Task description
Extend the discussion of character characteristics and their costs under 6th edition, starting after its final sentence.

Strength: Nothing really changes about how we approach Strength. If you want a Brick, you're buying it up. Otherwise, you might only buy a smaller amount for lifting capacity, a bit of base HTH damage for other archetypes, or just for concept.

 

Dexterity: You're targeting DEX skills, and to a lesser extent initiative. Lightning Reflexes seems to be a much better deal for the initiative component. So, we should expect to see lower DEX values, though going up to 23 might be seen for those with a lot of DEX skills who want them at 14- without messing with skill levels.

 

Constitution: Only good for resisting being stunned, and the very occasional CON roll. Should expect to see these value drop, too.

 

Intelligence: Nothing much changes here. Perception and Skill Rolls will still drive it.

 

Ego: That 11 breakpoint to get a 4 mental combat value goes away, so we should see a lot less characters with 11 Egos. However, the cost has dropped, so buying bigger chunks to resist mental powers might be more common. Characters who need to make Ego rolls to overcome Complications, or players who like to Push might buy it up.

 

Presence: Not much changes here.

 

So, not much changes in the characteristics formerly known as primary, other than  perhaps lower DEX and CON showing up.

 

OCV/DVC: First, I can see people buying uneven values, to represent more offensively or defensively oriented characters. Then again, it may be cheaper to use CSLs if those have been restructured in 6th. But they're both expensive. Sure, we can lower DEX inflation by decoupling, but does that save anything on the character sheet if campaigns are still defaulting to the old value ranges of 6 to 9 or so base CV?

 

SPD: Again, nothing changes unless the campaign default assumption shifts from the 4-6 baseline.

 

But what happens to the cost? Let's take a typical Brick, with an 18 DEX and 4 SPD. Under 5th Edition, that costs 36 pts. If a Brick still wants to have a 4 SPD and base 6 CVs  under 6th edition, but drops the DEX down to 10, the cost would be 50 pts. So, that same brick is paying 39% more for his SPD and CVs. Yet the increase in the base points is only 28.5%. So, even by ditching DEX completely (and he'll still want to spend some number of points on LR, which I assume has been recosted) there's a disparity.

Records provided

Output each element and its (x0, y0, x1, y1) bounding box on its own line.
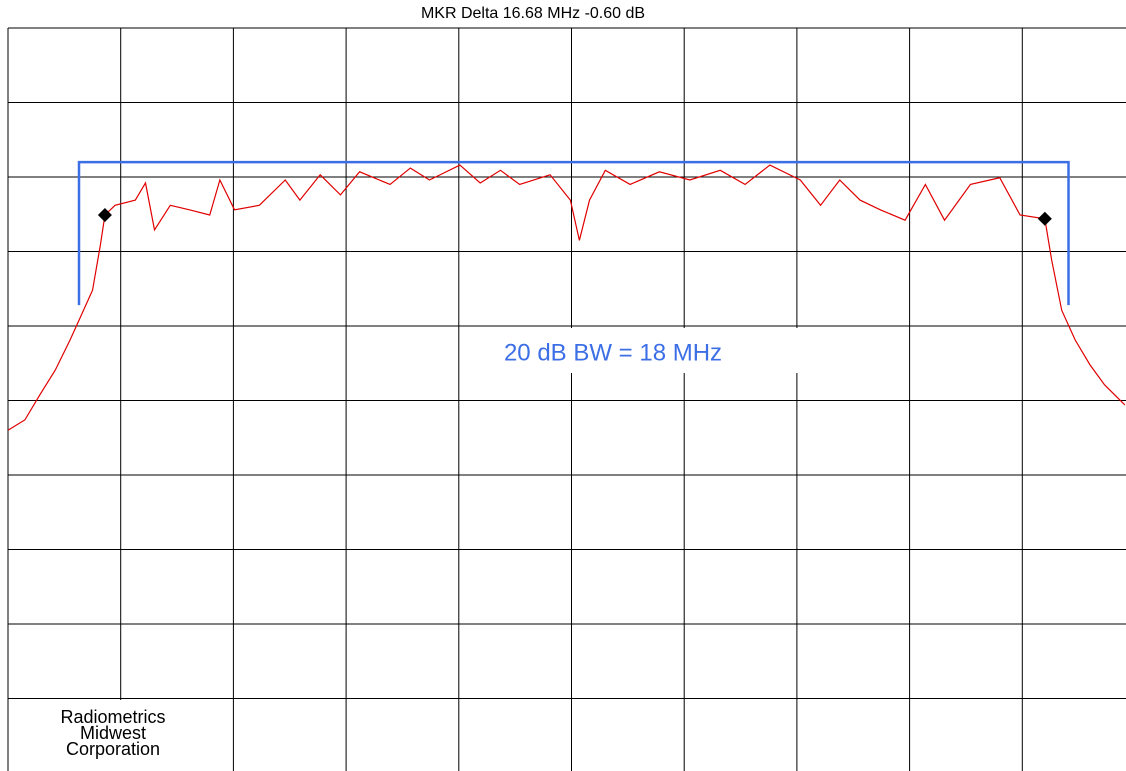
footer-box (9, 700, 231, 771)
marker (97, 207, 112, 222)
trace (7, 164, 1126, 431)
chart-title: MKR Delta 16.68 MHz -0.60 dB (421, 5, 645, 22)
marker (1037, 211, 1052, 226)
footer-line: Radiometrics (60, 707, 165, 727)
annotation-box (462, 328, 840, 373)
annotation: 20 dB BW = 18 MHz (504, 339, 722, 366)
footer-line: Midwest (80, 723, 146, 743)
plot (7, 160, 1126, 431)
bw-bracket (77, 160, 1070, 306)
footer-line: Corporation (66, 739, 160, 759)
grid (7, 27, 1126, 771)
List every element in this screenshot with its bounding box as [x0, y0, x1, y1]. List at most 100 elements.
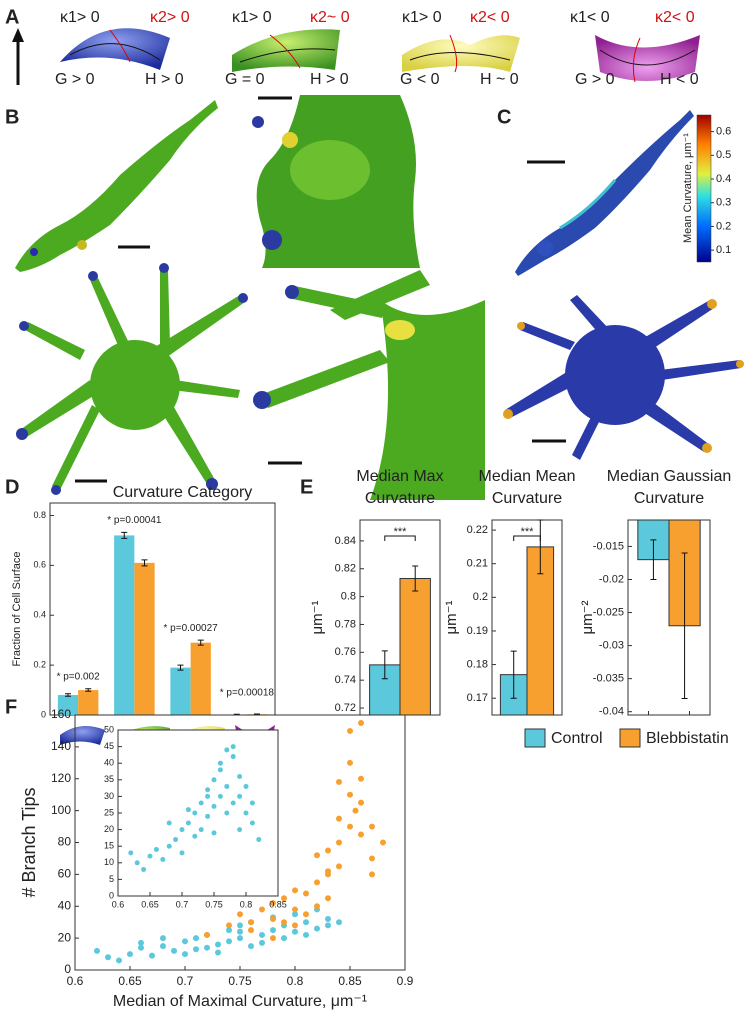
- mean-label: H > 0: [310, 71, 349, 88]
- error-bar: [121, 531, 128, 539]
- x-tick-label: 0.65: [118, 974, 142, 988]
- bar: [190, 642, 211, 715]
- point: [205, 793, 211, 799]
- point: [237, 922, 243, 929]
- bar: [114, 535, 135, 715]
- y-tick-label: -0.03: [599, 639, 624, 651]
- x-tick-label: 0.85: [269, 899, 287, 909]
- bar: [170, 667, 191, 715]
- x-tick-label: 0.6: [112, 899, 125, 909]
- p-value: * p=0.00041: [107, 515, 162, 526]
- kappa2-label: κ2< 0: [655, 9, 695, 26]
- microscopy-b: [15, 95, 485, 500]
- point: [198, 800, 204, 806]
- legend-swatch: [524, 728, 546, 748]
- panel-label: E: [300, 476, 313, 498]
- y-axis-label: μm⁻¹: [443, 600, 460, 634]
- point: [336, 839, 342, 846]
- y-tick-label: 20: [104, 824, 114, 834]
- chart-title: Median Gaussian: [607, 468, 732, 485]
- panel-label: B: [5, 106, 19, 128]
- y-tick-label: 30: [104, 791, 114, 801]
- point: [314, 925, 320, 932]
- x-tick-label: 0.85: [338, 974, 362, 988]
- point: [153, 847, 159, 853]
- significance-bracket: [513, 535, 541, 541]
- significance-bracket: [384, 535, 416, 541]
- mean-label: H > 0: [145, 71, 184, 88]
- y-tick-label: 0.4: [33, 610, 46, 620]
- colorbar-tick-label: 0.5: [716, 149, 731, 161]
- point: [128, 850, 134, 856]
- point: [205, 787, 211, 793]
- point: [292, 906, 298, 913]
- y-axis-label: μm⁻¹: [309, 600, 326, 634]
- point: [205, 813, 211, 819]
- bar: [78, 690, 99, 715]
- point: [314, 879, 320, 886]
- y-tick-label: 0.74: [335, 674, 356, 686]
- bar: [57, 695, 79, 715]
- x-tick-label: 0.8: [287, 974, 304, 988]
- y-tick-label: 0.78: [335, 618, 356, 630]
- bar: [134, 562, 155, 715]
- point: [141, 866, 147, 872]
- y-tick-label: 0.84: [335, 535, 356, 547]
- point: [166, 843, 172, 849]
- y-tick-label: 5: [109, 874, 114, 884]
- point: [226, 922, 232, 929]
- point: [270, 900, 276, 907]
- p-value: * p=0.00018: [220, 688, 275, 699]
- surface-icons: [12, 28, 700, 100]
- point: [259, 939, 265, 946]
- point: [160, 935, 166, 942]
- kappa2-label: κ2< 0: [470, 9, 510, 26]
- colorbar-tick-label: 0.1: [716, 244, 731, 256]
- point: [138, 939, 144, 946]
- point: [211, 777, 217, 783]
- y-tick-label: 0: [109, 890, 114, 900]
- point: [215, 949, 221, 956]
- point: [127, 951, 133, 958]
- point: [314, 852, 320, 859]
- error-bar: [141, 559, 148, 567]
- point: [105, 954, 111, 961]
- kappa1-label: κ1> 0: [402, 9, 442, 26]
- point: [226, 938, 232, 945]
- y-tick-label: -0.015: [593, 540, 624, 552]
- point: [256, 837, 262, 843]
- point: [160, 856, 166, 862]
- point: [198, 827, 204, 833]
- point: [336, 815, 342, 822]
- point: [173, 837, 179, 843]
- error-bar: [197, 639, 204, 646]
- y-tick-label: 0.76: [335, 646, 356, 658]
- point: [185, 807, 191, 813]
- y-tick-label: 0.6: [33, 560, 46, 570]
- y-tick-label: 40: [104, 758, 114, 768]
- x-axis-label: Median of Maximal Curvature, μm⁻¹: [113, 993, 367, 1010]
- x-tick-label: 0.6: [67, 974, 84, 988]
- colorbar-tick-label: 0.3: [716, 197, 731, 209]
- point: [226, 927, 232, 934]
- chart-title: Curvature: [365, 490, 435, 507]
- y-tick-label: 0.8: [33, 510, 46, 520]
- panel-label: A: [5, 6, 19, 28]
- point: [292, 911, 298, 918]
- point: [270, 916, 276, 922]
- point: [358, 775, 364, 782]
- point: [237, 935, 243, 942]
- point: [325, 922, 331, 929]
- point: [347, 823, 353, 830]
- y-tick-label: 0.18: [467, 658, 488, 670]
- point: [369, 823, 375, 830]
- point: [249, 800, 255, 806]
- point: [193, 946, 199, 953]
- colorbar-label: Mean Curvature, μm⁻¹: [682, 133, 694, 243]
- error-bar: [177, 664, 184, 671]
- panel-label: F: [5, 696, 17, 718]
- kappa2-label: κ2~ 0: [310, 9, 350, 26]
- p-value: * p=0.00027: [164, 623, 219, 634]
- point: [160, 943, 166, 950]
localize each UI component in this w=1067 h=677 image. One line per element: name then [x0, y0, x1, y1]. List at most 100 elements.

Exercise result
 

Mental Combat Values: Basically driven by whether or not you're a mentalist. Not much change there.

 

BODY: I'll assume nothing much changes here, other than no need to buy it to values that round off your STUN total.

 

PD/ED/REC/END/STUN: If the basic guidelines for attack DCs and defense levels don't change, we could run into a similar problem of the increased costs not being met by the increase in character build points. This one's a bit more complicated, so I'll probably screw things up worse (please correct me if I do):

 

Let's say you want a 60 STR and 28 CON under the old system. That gets you an 18 REC, 56 END and 44 STUN (not counting Body) for free, and 12 PD/6 ED. Let's say you boost your PD to 30 and your ED to 20. That'll cost 50 (STR) + 36 (CON) + 18 (PD) + 14 (ED) = 118 character points.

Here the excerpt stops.